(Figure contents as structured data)
--- BEGIN ---
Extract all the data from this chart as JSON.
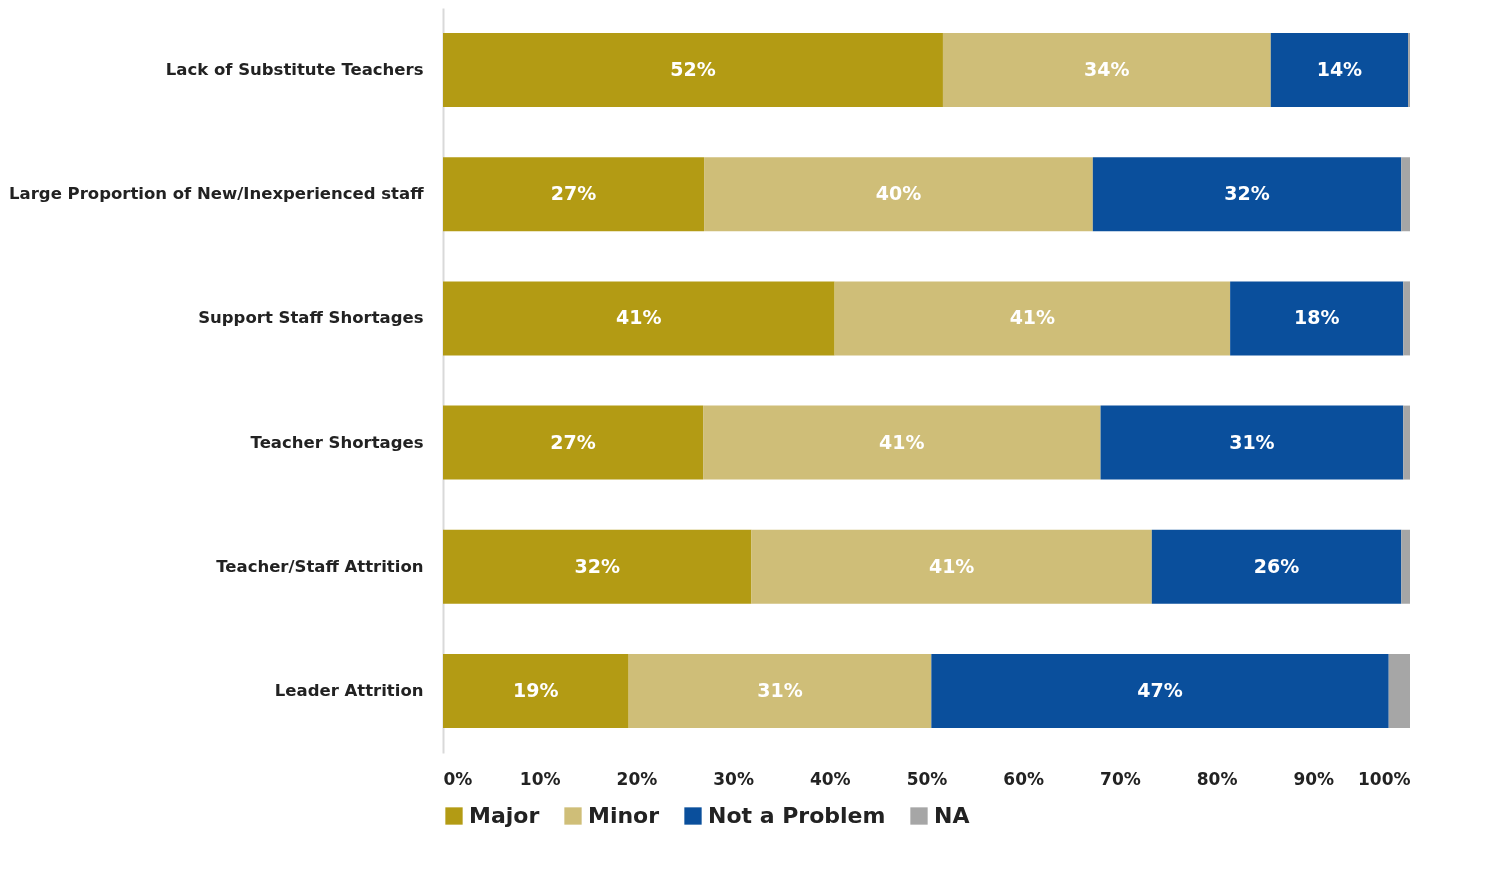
{
  "chart_data": {
    "type": "bar",
    "orientation": "horizontal",
    "stacked": true,
    "categories": [
      "Lack of Substitute Teachers",
      "Large Proportion of New/Inexperienced staff",
      "Support Staff Shortages",
      "Teacher Shortages",
      "Teacher/Staff Attrition",
      "Leader Attrition"
    ],
    "series": [
      {
        "name": "Major",
        "color": "#b39b14",
        "values": [
          51.7,
          27.0,
          40.5,
          26.9,
          31.9,
          19.2
        ],
        "value_labels": [
          "52%",
          "27%",
          "41%",
          "27%",
          "32%",
          "19%"
        ]
      },
      {
        "name": "Minor",
        "color": "#cfbe78",
        "values": [
          33.9,
          40.2,
          40.9,
          41.1,
          41.4,
          31.3
        ],
        "value_labels": [
          "34%",
          "40%",
          "41%",
          "41%",
          "41%",
          "31%"
        ]
      },
      {
        "name": "Not a Problem",
        "color": "#0a4f9c",
        "values": [
          14.2,
          31.9,
          17.9,
          31.3,
          25.8,
          47.3
        ],
        "value_labels": [
          "14%",
          "32%",
          "18%",
          "31%",
          "26%",
          "47%"
        ]
      },
      {
        "name": "NA",
        "color": "#a6a6a6",
        "values": [
          0.2,
          0.9,
          0.7,
          0.7,
          0.9,
          2.2
        ],
        "value_labels": [
          null,
          null,
          null,
          null,
          null,
          null
        ]
      }
    ],
    "xlim": [
      0,
      100
    ],
    "xticks": [
      {
        "value": 0,
        "label": "0%"
      },
      {
        "value": 10,
        "label": "10%"
      },
      {
        "value": 20,
        "label": "20%"
      },
      {
        "value": 30,
        "label": "30%"
      },
      {
        "value": 40,
        "label": "40%"
      },
      {
        "value": 50,
        "label": "50%"
      },
      {
        "value": 60,
        "label": "60%"
      },
      {
        "value": 70,
        "label": "70%"
      },
      {
        "value": 80,
        "label": "80%"
      },
      {
        "value": 90,
        "label": "90%"
      },
      {
        "value": 100,
        "label": "100%"
      }
    ],
    "grid": false,
    "legend": "bottom"
  }
}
--- END ---
Print the full listing exactly, dropping the pictures.

Extract all the data from this chart as JSON.
{
  "chart_data": {
    "type": "bar",
    "orientation": "horizontal",
    "stacked": true,
    "categories": [
      "Lack of Substitute Teachers",
      "Large Proportion of New/Inexperienced staff",
      "Support Staff Shortages",
      "Teacher Shortages",
      "Teacher/Staff Attrition",
      "Leader Attrition"
    ],
    "series": [
      {
        "name": "Major",
        "color": "#b39b14",
        "values": [
          51.7,
          27.0,
          40.5,
          26.9,
          31.9,
          19.2
        ],
        "value_labels": [
          "52%",
          "27%",
          "41%",
          "27%",
          "32%",
          "19%"
        ]
      },
      {
        "name": "Minor",
        "color": "#cfbe78",
        "values": [
          33.9,
          40.2,
          40.9,
          41.1,
          41.4,
          31.3
        ],
        "value_labels": [
          "34%",
          "40%",
          "41%",
          "41%",
          "41%",
          "31%"
        ]
      },
      {
        "name": "Not a Problem",
        "color": "#0a4f9c",
        "values": [
          14.2,
          31.9,
          17.9,
          31.3,
          25.8,
          47.3
        ],
        "value_labels": [
          "14%",
          "32%",
          "18%",
          "31%",
          "26%",
          "47%"
        ]
      },
      {
        "name": "NA",
        "color": "#a6a6a6",
        "values": [
          0.2,
          0.9,
          0.7,
          0.7,
          0.9,
          2.2
        ],
        "value_labels": [
          null,
          null,
          null,
          null,
          null,
          null
        ]
      }
    ],
    "xlim": [
      0,
      100
    ],
    "xticks": [
      {
        "value": 0,
        "label": "0%"
      },
      {
        "value": 10,
        "label": "10%"
      },
      {
        "value": 20,
        "label": "20%"
      },
      {
        "value": 30,
        "label": "30%"
      },
      {
        "value": 40,
        "label": "40%"
      },
      {
        "value": 50,
        "label": "50%"
      },
      {
        "value": 60,
        "label": "60%"
      },
      {
        "value": 70,
        "label": "70%"
      },
      {
        "value": 80,
        "label": "80%"
      },
      {
        "value": 90,
        "label": "90%"
      },
      {
        "value": 100,
        "label": "100%"
      }
    ],
    "grid": false,
    "legend": "bottom"
  }
}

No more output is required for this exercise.